Samenvatting Hoofdstuk 6: Architectuur Wat is architectuur? Architectuur word ook wel de moeder der kunsten genoemd, en het is het ontwerpen van gebouwen. Bij architectuur moet het product niet alleen voldoen aan esthetische doelstellingen, maar ook nog bruikbaar voor de functie van het gebouw zijn. De opdracht Bij de bouw van een gebouw, word meestal gedacht aan de uitstraling die het gebouw moet hebben, die moet iets te maken hebben met de gebruiksfunctie. Ook speelt de gemeente een belangrijke rol bij de bouw van een gebouw. Dat komt door “bestemingsplannen” ( de uitstraling van een bepaalde wijk). Zo kan de gemeente ook één archicetenbureau de opdracht

geven voor een nieuwe wijk, om alles een bepaalde uitstraling mee te geven. Als het ontwerp klaar is gaat het naar de welstandcommissie, die let op 3 dingen -aanvaardbaarheid -massa, structuur, maat, schaal, detaillering, materiaalkeuze en kleurstelling. -samenhang Het ontwerp Om een ontwerp voor een gebouw te maken kunnen er bepaalde dingen gedaan worden, zo word soms een prijsvraag uitgeschreven en zijn architecten vrij om een ontwerp in te dienen. Een particulier huis, word meestal gewoon een standaard huis gebouwd door de aannemer. Op de hele wereld zijn misschien maar 20 architecten die toonaangevend zijn (die bepalen de mode in de architectuur), zo ontstaan nieuwe stromingen. In onze samenleving is het normaal dat een gebouw van buiten naar binnen word ontworpen, terwijl het veel makkelijker zou zijn als dat andersom ging. Maar het word vooral gedaan door de kostprijs. Bij serie bouw (alle ramen end. Op dezelfde plaats) is daardoor ook stukken goedkoper, dan een groot vrijstaand huis (qua ontwerp). Architecten gebruiken een strakka façade als hun visitekaartje. Een kleine architectuurgeschiedenis Gebouwen kunnen worden ingedeeld naar de stijlkenmerken. Ook worden ze wel ingedeeld op de toegepaste materialen. De waardering Een goed gebouw voldoet aan de eisen van de gebruiker. Bij een gebouw kunnen het materiaalgebuik, kleur , ruimte-ervaring en ruimtewerkelijkheid heel belangrijk zijn. Deze dingen geven je de indruk van het gebouw. Moderne Nederlandse architectuur staat heel goed aangeschreven in het buitenland, daarom zijn er ook veel Nederlandse architecten die in het buitenland werken. Typerend voor Nederlandse architectuur is de typerende Baksteenbouw. De Nederlandse gebouwen in het buitenland worden De Amsterdamse school genoemd. Ook is een groep kunstenaars genaamd “de Stijl” ook een goede naam geweest voor de Nederlandse architectuur. Ook is in Nederland de architectuur bodemgesteld, omdat we een zachte bodem hebben.

### GEGEVEN MATERIAAL:
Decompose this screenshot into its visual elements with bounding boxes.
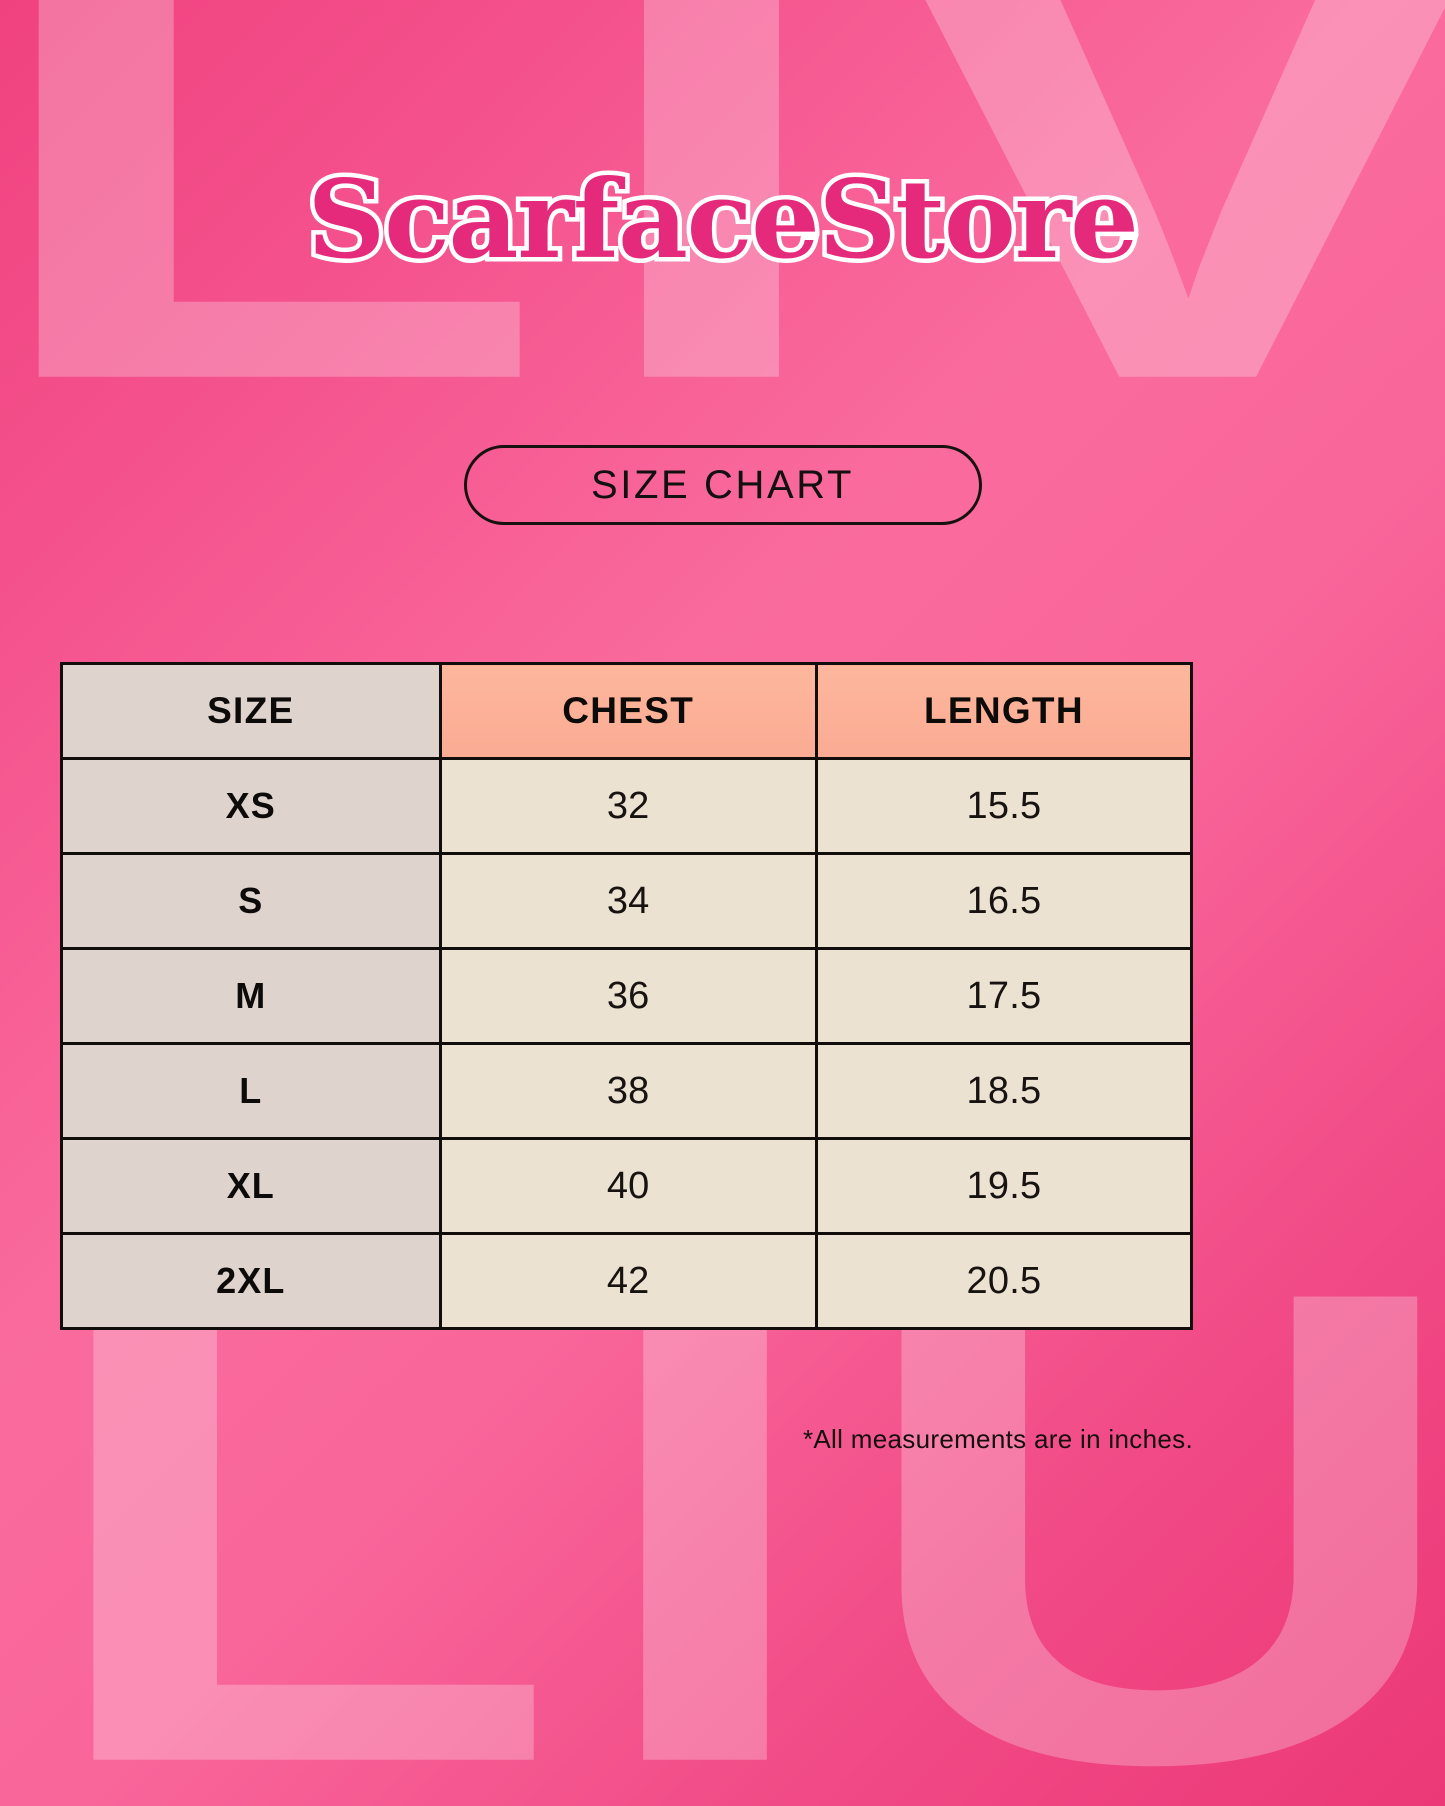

### TE MAKEN OPGAVE:
Herschrijf de alinea uit het fragment over architectuur die begint met "Architectuur word ook wel de moeder der kunsten genoemd" als een beknopte opsomming met de belangrijkste feiten.

### UITGEWERKTE OPGAVE:
- Architectuur wordt ook wel de moeder der kunsten genoemd.
- Architectuur is het ontwerpen van gebouwen.
- Het ontwerp moet voldoen aan esthetische doelstellingen.
- Het gebouw moet ook bruikbaar zijn voor zijn functie.